> _Work to be completed_
Quote every item below word for word, leaving out the pictures.

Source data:

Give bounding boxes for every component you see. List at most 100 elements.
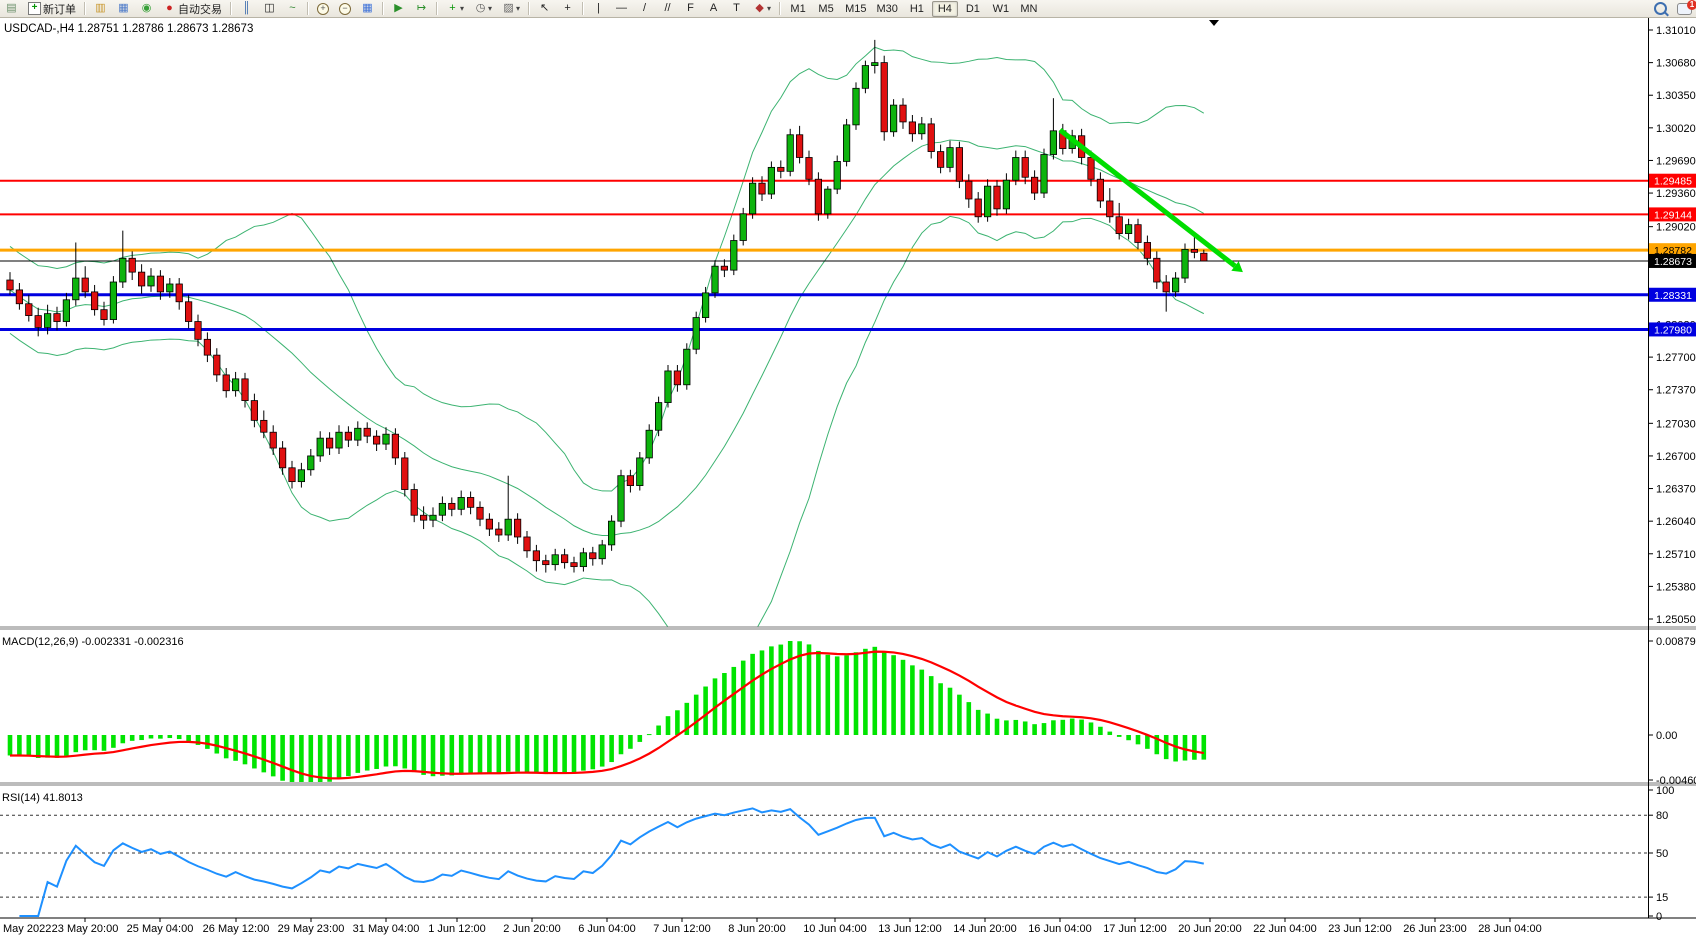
bar-chart-button[interactable]: ║ xyxy=(236,0,257,17)
candle-body xyxy=(937,152,943,168)
candle-body xyxy=(336,432,342,448)
macd-histogram-bar xyxy=(1042,723,1047,735)
macd-histogram-bar xyxy=(45,735,50,758)
candle-body xyxy=(721,266,727,270)
candle-body xyxy=(392,434,398,458)
macd-histogram-bar xyxy=(177,735,182,739)
zoom-out-icon: − xyxy=(339,3,351,15)
macd-histogram-bar xyxy=(534,735,539,773)
price-tick-label: 1.27700 xyxy=(1656,352,1696,364)
candlestick-icon: ◫ xyxy=(263,2,276,15)
candle-body xyxy=(383,434,389,444)
timeframe-D1[interactable]: D1 xyxy=(960,1,986,17)
label-button[interactable]: T xyxy=(726,0,747,17)
bollinger-upper-band xyxy=(10,47,1204,491)
auto-scroll-button[interactable]: ▶ xyxy=(388,0,409,17)
chart-window-icon[interactable]: ▤ xyxy=(1,0,22,17)
chart-window[interactable]: 1.310101.306801.303501.300201.296901.293… xyxy=(0,18,1696,938)
price-tick-label: 1.29020 xyxy=(1656,222,1696,234)
candle-body xyxy=(928,124,934,152)
text-button[interactable]: A xyxy=(703,0,724,17)
macd-histogram-bar xyxy=(205,735,210,749)
templates-button[interactable]: ▨▾ xyxy=(498,0,524,17)
market-watch-button[interactable]: ▦ xyxy=(113,0,134,17)
chevron-down-icon: ▾ xyxy=(460,4,464,13)
new-order-button[interactable]: +新订单 xyxy=(24,0,80,17)
candle-body xyxy=(1097,179,1103,201)
time-tick-label: 7 Jun 12:00 xyxy=(653,923,711,935)
timeframe-H1[interactable]: H1 xyxy=(904,1,930,17)
chart-window-icon: ▤ xyxy=(5,2,18,15)
time-tick-label: 23 Jun 12:00 xyxy=(1328,923,1392,935)
timeframe-MN[interactable]: MN xyxy=(1016,1,1042,17)
auto-trading-button[interactable]: ●自动交易 xyxy=(159,0,226,17)
macd-signal-line xyxy=(10,652,1204,779)
timeframe-H4[interactable]: H4 xyxy=(932,1,958,17)
notifications-icon[interactable]: 1 xyxy=(1677,3,1692,15)
candle-body xyxy=(881,63,887,132)
fibonacci-button[interactable]: F xyxy=(680,0,701,17)
candle-body xyxy=(665,371,671,403)
arrows-button[interactable]: ◆▾ xyxy=(749,0,775,17)
price-tick-label: 1.27370 xyxy=(1656,385,1696,397)
chart-ohlc-title: USDCAD-,H4 1.28751 1.28786 1.28673 1.286… xyxy=(4,23,253,35)
timeframe-M30[interactable]: M30 xyxy=(872,1,901,17)
chart-shift-button[interactable]: ↦ xyxy=(411,0,432,17)
candle-body xyxy=(496,529,502,535)
price-marker-label: 1.29485 xyxy=(1654,176,1692,188)
tile-windows-button[interactable]: ▦ xyxy=(357,0,378,17)
signals-button[interactable]: ◉ xyxy=(136,0,157,17)
candle-body xyxy=(486,519,492,529)
channel-button[interactable]: // xyxy=(657,0,678,17)
timeframe-M15[interactable]: M15 xyxy=(841,1,870,17)
candle-body xyxy=(1107,201,1113,217)
profiles-button[interactable]: ▥ xyxy=(90,0,111,17)
candle-body xyxy=(872,63,878,66)
candle-body xyxy=(684,349,690,385)
time-tick-label: 31 May 04:00 xyxy=(353,923,420,935)
arrows-icon: ◆ xyxy=(753,2,766,15)
price-marker: 1.29485 xyxy=(1649,174,1696,188)
macd-histogram-bar xyxy=(703,687,708,735)
macd-histogram-bar xyxy=(412,735,417,772)
time-tick-label: 8 Jun 20:00 xyxy=(728,923,786,935)
trendline-button[interactable]: / xyxy=(634,0,655,17)
candle-body xyxy=(599,545,605,559)
crosshair-button[interactable]: + xyxy=(557,0,578,17)
periods-button[interactable]: ◷▾ xyxy=(470,0,496,17)
candle-body xyxy=(909,122,915,134)
macd-histogram-bar xyxy=(346,735,351,776)
macd-histogram-bar xyxy=(807,644,812,735)
macd-histogram-bar xyxy=(788,641,793,735)
time-tick-label: 26 May 12:00 xyxy=(203,923,270,935)
line-chart-button[interactable]: ~ xyxy=(282,0,303,17)
candle-body xyxy=(975,199,981,217)
zoom-out-button[interactable]: − xyxy=(335,0,355,17)
macd-histogram-bar xyxy=(1145,735,1150,749)
rsi-tick-label: 0 xyxy=(1656,911,1662,923)
zoom-in-button[interactable]: + xyxy=(313,0,333,17)
macd-histogram-bar xyxy=(121,735,126,743)
timeframe-W1[interactable]: W1 xyxy=(988,1,1014,17)
candle-body xyxy=(82,278,88,292)
candle-body xyxy=(618,476,624,521)
price-axis[interactable]: 1.310101.306801.303501.300201.296901.293… xyxy=(1648,25,1696,923)
timeframe-M5[interactable]: M5 xyxy=(813,1,839,17)
horizontal-line-button[interactable]: — xyxy=(611,0,632,17)
toolbar-separator xyxy=(582,2,584,15)
time-tick-label: 28 Jun 04:00 xyxy=(1478,923,1542,935)
cursor-button[interactable]: ↖ xyxy=(534,0,555,17)
timeframe-M1[interactable]: M1 xyxy=(785,1,811,17)
price-chart[interactable]: 1.310101.306801.303501.300201.296901.293… xyxy=(0,18,1696,938)
search-icon[interactable] xyxy=(1654,2,1667,15)
candle-body xyxy=(1144,242,1150,258)
vertical-line-button[interactable]: | xyxy=(588,0,609,17)
macd-histogram-bar xyxy=(882,652,887,735)
candle-body xyxy=(1163,282,1169,292)
macd-histogram-bar xyxy=(74,735,79,752)
indicators-button[interactable]: +▾ xyxy=(442,0,468,17)
macd-histogram-bar xyxy=(769,646,774,735)
candlestick-chart-button[interactable]: ◫ xyxy=(259,0,280,17)
time-axis[interactable]: May 202223 May 20:0025 May 04:0026 May 1… xyxy=(3,918,1542,935)
price-marker: 1.29144 xyxy=(1649,207,1696,221)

> _Task result_
Give bounding boxes for every component you see. List at most 100 elements.
bar-chart-button[interactable]: ║ xyxy=(236,0,257,17)
candle-body xyxy=(937,152,943,168)
candle-body xyxy=(336,432,342,448)
macd-histogram-bar xyxy=(1042,723,1047,735)
macd-histogram-bar xyxy=(45,735,50,758)
candle-body xyxy=(721,266,727,270)
candle-body xyxy=(392,434,398,458)
macd-histogram-bar xyxy=(177,735,182,739)
zoom-out-icon: − xyxy=(339,3,351,15)
macd-histogram-bar xyxy=(534,735,539,773)
price-tick-label: 1.27700 xyxy=(1656,352,1696,364)
candlestick-icon: ◫ xyxy=(263,2,276,15)
candle-body xyxy=(383,434,389,444)
timeframe-D1[interactable]: D1 xyxy=(960,1,986,17)
label-button[interactable]: T xyxy=(726,0,747,17)
bollinger-upper-band xyxy=(10,47,1204,491)
auto-scroll-button[interactable]: ▶ xyxy=(388,0,409,17)
chart-window-icon[interactable]: ▤ xyxy=(1,0,22,17)
chart-window[interactable]: 1.310101.306801.303501.300201.296901.293… xyxy=(0,18,1696,938)
price-tick-label: 1.29020 xyxy=(1656,222,1696,234)
candle-body xyxy=(928,124,934,152)
text-button[interactable]: A xyxy=(703,0,724,17)
macd-histogram-bar xyxy=(205,735,210,749)
templates-button[interactable]: ▨▾ xyxy=(498,0,524,17)
market-watch-button[interactable]: ▦ xyxy=(113,0,134,17)
chevron-down-icon: ▾ xyxy=(460,4,464,13)
new-order-button[interactable]: +新订单 xyxy=(24,0,80,17)
candle-body xyxy=(1097,179,1103,201)
time-tick-label: 7 Jun 12:00 xyxy=(653,923,711,935)
timeframe-H1[interactable]: H1 xyxy=(904,1,930,17)
chart-window-icon: ▤ xyxy=(5,2,18,15)
time-tick-label: 23 Jun 12:00 xyxy=(1328,923,1392,935)
timeframe-MN[interactable]: MN xyxy=(1016,1,1042,17)
auto-trading-button[interactable]: ●自动交易 xyxy=(159,0,226,17)
macd-signal-line xyxy=(10,652,1204,779)
timeframe-H4[interactable]: H4 xyxy=(932,1,958,17)
notifications-icon[interactable]: 1 xyxy=(1677,3,1692,15)
candle-body xyxy=(881,63,887,132)
fibonacci-button[interactable]: F xyxy=(680,0,701,17)
candle-body xyxy=(665,371,671,403)
arrows-button[interactable]: ◆▾ xyxy=(749,0,775,17)
price-tick-label: 1.27370 xyxy=(1656,385,1696,397)
chart-ohlc-title: USDCAD-,H4 1.28751 1.28786 1.28673 1.286… xyxy=(4,23,253,35)
timeframe-M30[interactable]: M30 xyxy=(872,1,901,17)
chart-shift-button[interactable]: ↦ xyxy=(411,0,432,17)
candle-body xyxy=(496,529,502,535)
price-marker-label: 1.29485 xyxy=(1654,176,1692,188)
tile-windows-button[interactable]: ▦ xyxy=(357,0,378,17)
signals-button[interactable]: ◉ xyxy=(136,0,157,17)
candle-body xyxy=(486,519,492,529)
channel-button[interactable]: // xyxy=(657,0,678,17)
timeframe-M15[interactable]: M15 xyxy=(841,1,870,17)
candle-body xyxy=(1107,201,1113,217)
profiles-button[interactable]: ▥ xyxy=(90,0,111,17)
candle-body xyxy=(872,63,878,66)
candle-body xyxy=(684,349,690,385)
time-tick-label: 31 May 04:00 xyxy=(353,923,420,935)
arrows-icon: ◆ xyxy=(753,2,766,15)
price-marker: 1.29485 xyxy=(1649,174,1696,188)
macd-histogram-bar xyxy=(703,687,708,735)
macd-histogram-bar xyxy=(412,735,417,772)
time-tick-label: 8 Jun 20:00 xyxy=(728,923,786,935)
trendline-button[interactable]: / xyxy=(634,0,655,17)
candle-body xyxy=(599,545,605,559)
crosshair-button[interactable]: + xyxy=(557,0,578,17)
periods-button[interactable]: ◷▾ xyxy=(470,0,496,17)
candle-body xyxy=(909,122,915,134)
macd-histogram-bar xyxy=(346,735,351,776)
macd-histogram-bar xyxy=(807,644,812,735)
macd-histogram-bar xyxy=(788,641,793,735)
time-tick-label: 26 May 12:00 xyxy=(203,923,270,935)
line-chart-button[interactable]: ~ xyxy=(282,0,303,17)
candle-body xyxy=(975,199,981,217)
zoom-out-button[interactable]: − xyxy=(335,0,355,17)
macd-histogram-bar xyxy=(1145,735,1150,749)
rsi-tick-label: 0 xyxy=(1656,911,1662,923)
zoom-in-button[interactable]: + xyxy=(313,0,333,17)
macd-histogram-bar xyxy=(121,735,126,743)
timeframe-W1[interactable]: W1 xyxy=(988,1,1014,17)
candle-body xyxy=(82,278,88,292)
candle-body xyxy=(618,476,624,521)
price-axis[interactable]: 1.310101.306801.303501.300201.296901.293… xyxy=(1648,25,1696,923)
timeframe-M5[interactable]: M5 xyxy=(813,1,839,17)
horizontal-line-button[interactable]: — xyxy=(611,0,632,17)
toolbar-separator xyxy=(582,2,584,15)
time-tick-label: 28 Jun 04:00 xyxy=(1478,923,1542,935)
cursor-button[interactable]: ↖ xyxy=(534,0,555,17)
timeframe-M1[interactable]: M1 xyxy=(785,1,811,17)
price-chart[interactable]: 1.310101.306801.303501.300201.296901.293… xyxy=(0,18,1696,938)
search-icon[interactable] xyxy=(1654,2,1667,15)
candle-body xyxy=(1144,242,1150,258)
vertical-line-button[interactable]: | xyxy=(588,0,609,17)
macd-histogram-bar xyxy=(882,652,887,735)
candle-body xyxy=(1163,282,1169,292)
macd-histogram-bar xyxy=(74,735,79,752)
indicators-button[interactable]: +▾ xyxy=(442,0,468,17)
macd-histogram-bar xyxy=(769,646,774,735)
candlestick-chart-button[interactable]: ◫ xyxy=(259,0,280,17)
time-axis[interactable]: May 202223 May 20:0025 May 04:0026 May 1… xyxy=(3,918,1542,935)
price-marker: 1.29144 xyxy=(1649,207,1696,221)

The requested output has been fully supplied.